> WORK REQUIRED
Extract every entry word for word.
— Begin SUPPLIED ENTRIES —
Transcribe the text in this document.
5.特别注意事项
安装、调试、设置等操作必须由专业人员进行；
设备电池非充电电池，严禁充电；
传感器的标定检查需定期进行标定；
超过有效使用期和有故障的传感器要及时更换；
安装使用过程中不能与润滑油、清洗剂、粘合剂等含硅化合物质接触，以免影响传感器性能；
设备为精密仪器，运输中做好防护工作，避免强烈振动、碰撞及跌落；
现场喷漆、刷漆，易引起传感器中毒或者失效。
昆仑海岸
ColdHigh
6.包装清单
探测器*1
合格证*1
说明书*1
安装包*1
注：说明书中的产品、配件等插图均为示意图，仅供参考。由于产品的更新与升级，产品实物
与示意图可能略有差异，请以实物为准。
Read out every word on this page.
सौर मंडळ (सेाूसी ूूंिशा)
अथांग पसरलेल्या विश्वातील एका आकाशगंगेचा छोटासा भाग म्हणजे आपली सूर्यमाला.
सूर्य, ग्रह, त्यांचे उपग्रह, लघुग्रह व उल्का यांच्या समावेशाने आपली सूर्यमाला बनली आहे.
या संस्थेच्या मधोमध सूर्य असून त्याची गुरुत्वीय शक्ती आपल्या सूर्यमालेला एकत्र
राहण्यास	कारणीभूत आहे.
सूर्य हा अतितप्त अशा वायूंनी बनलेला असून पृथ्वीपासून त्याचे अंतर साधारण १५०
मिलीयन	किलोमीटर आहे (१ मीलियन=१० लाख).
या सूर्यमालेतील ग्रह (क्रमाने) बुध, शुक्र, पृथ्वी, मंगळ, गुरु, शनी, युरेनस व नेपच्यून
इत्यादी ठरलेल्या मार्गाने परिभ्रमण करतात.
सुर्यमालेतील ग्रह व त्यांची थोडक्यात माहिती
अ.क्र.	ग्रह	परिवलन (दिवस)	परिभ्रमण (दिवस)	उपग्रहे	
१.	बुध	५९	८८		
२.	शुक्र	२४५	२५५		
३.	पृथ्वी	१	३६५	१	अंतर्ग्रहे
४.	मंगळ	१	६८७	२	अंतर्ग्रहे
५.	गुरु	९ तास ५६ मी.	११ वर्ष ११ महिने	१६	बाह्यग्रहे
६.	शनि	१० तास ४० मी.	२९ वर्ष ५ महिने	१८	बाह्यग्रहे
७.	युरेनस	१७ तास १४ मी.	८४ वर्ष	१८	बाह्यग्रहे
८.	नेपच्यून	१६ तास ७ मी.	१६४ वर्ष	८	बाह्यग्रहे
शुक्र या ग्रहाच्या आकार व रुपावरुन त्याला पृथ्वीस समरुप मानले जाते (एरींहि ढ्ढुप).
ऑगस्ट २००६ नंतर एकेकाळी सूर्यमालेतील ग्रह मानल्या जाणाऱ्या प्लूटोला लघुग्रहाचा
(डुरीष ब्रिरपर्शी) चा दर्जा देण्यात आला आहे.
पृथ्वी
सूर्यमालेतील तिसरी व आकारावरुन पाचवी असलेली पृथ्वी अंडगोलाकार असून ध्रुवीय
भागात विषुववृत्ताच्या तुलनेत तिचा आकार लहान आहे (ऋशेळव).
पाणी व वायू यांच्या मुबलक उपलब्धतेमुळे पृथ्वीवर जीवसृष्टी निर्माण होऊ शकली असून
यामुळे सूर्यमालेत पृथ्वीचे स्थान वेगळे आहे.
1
— End SUPPLIED ENTRIES —
> WRITTEN REPLY
Transcribe the text in this document.
5.特别注意事项
安装、调试、设置等操作必须由专业人员进行；
设备电池非充电电池，严禁充电；
传感器的标定检查需定期进行标定；
超过有效使用期和有故障的传感器要及时更换；
安装使用过程中不能与润滑油、清洗剂、粘合剂等含硅化合物质接触，以免影响传感器性能；
设备为精密仪器，运输中做好防护工作，避免强烈振动、碰撞及跌落；
现场喷漆、刷漆，易引起传感器中毒或者失效。
昆仑海岸
ColdHigh
6.包装清单
探测器*1
合格证*1
说明书*1
安装包*1
注：说明书中的产品、配件等插图均为示意图，仅供参考。由于产品的更新与升级，产品实物
与示意图可能略有差异，请以实物为准。
Read out every word on this page.
सौर मंडळ (सेाूसी ूूंिशा)
अथांग पसरलेल्या विश्वातील एका आकाशगंगेचा छोटासा भाग म्हणजे आपली सूर्यमाला.
सूर्य, ग्रह, त्यांचे उपग्रह, लघुग्रह व उल्का यांच्या समावेशाने आपली सूर्यमाला बनली आहे.
या संस्थेच्या मधोमध सूर्य असून त्याची गुरुत्वीय शक्ती आपल्या सूर्यमालेला एकत्र
राहण्यास	कारणीभूत आहे.
सूर्य हा अतितप्त अशा वायूंनी बनलेला असून पृथ्वीपासून त्याचे अंतर साधारण १५०
मिलीयन	किलोमीटर आहे (१ मीलियन=१० लाख).
या सूर्यमालेतील ग्रह (क्रमाने) बुध, शुक्र, पृथ्वी, मंगळ, गुरु, शनी, युरेनस व नेपच्यून
इत्यादी ठरलेल्या मार्गाने परिभ्रमण करतात.
सुर्यमालेतील ग्रह व त्यांची थोडक्यात माहिती
अ.क्र.	ग्रह	परिवलन (दिवस)	परिभ्रमण (दिवस)	उपग्रहे	
१.	बुध	५९	८८		
२.	शुक्र	२४५	२५५		
३.	पृथ्वी	१	३६५	१	अंतर्ग्रहे
४.	मंगळ	१	६८७	२	अंतर्ग्रहे
५.	गुरु	९ तास ५६ मी.	११ वर्ष ११ महिने	१६	बाह्यग्रहे
६.	शनि	१० तास ४० मी.	२९ वर्ष ५ महिने	१८	बाह्यग्रहे
७.	युरेनस	१७ तास १४ मी.	८४ वर्ष	१८	बाह्यग्रहे
८.	नेपच्यून	१६ तास ७ मी.	१६४ वर्ष	८	बाह्यग्रहे
शुक्र या ग्रहाच्या आकार व रुपावरुन त्याला पृथ्वीस समरुप मानले जाते (एरींहि ढ्ढुप).
ऑगस्ट २००६ नंतर एकेकाळी सूर्यमालेतील ग्रह मानल्या जाणाऱ्या प्लूटोला लघुग्रहाचा
(डुरीष ब्रिरपर्शी) चा दर्जा देण्यात आला आहे.
पृथ्वी
सूर्यमालेतील तिसरी व आकारावरुन पाचवी असलेली पृथ्वी अंडगोलाकार असून ध्रुवीय
भागात विषुववृत्ताच्या तुलनेत तिचा आकार लहान आहे (ऋशेळव).
पाणी व वायू यांच्या मुबलक उपलब्धतेमुळे पृथ्वीवर जीवसृष्टी निर्माण होऊ शकली असून
यामुळे सूर्यमालेत पृथ्वीचे स्थान वेगळे आहे.
1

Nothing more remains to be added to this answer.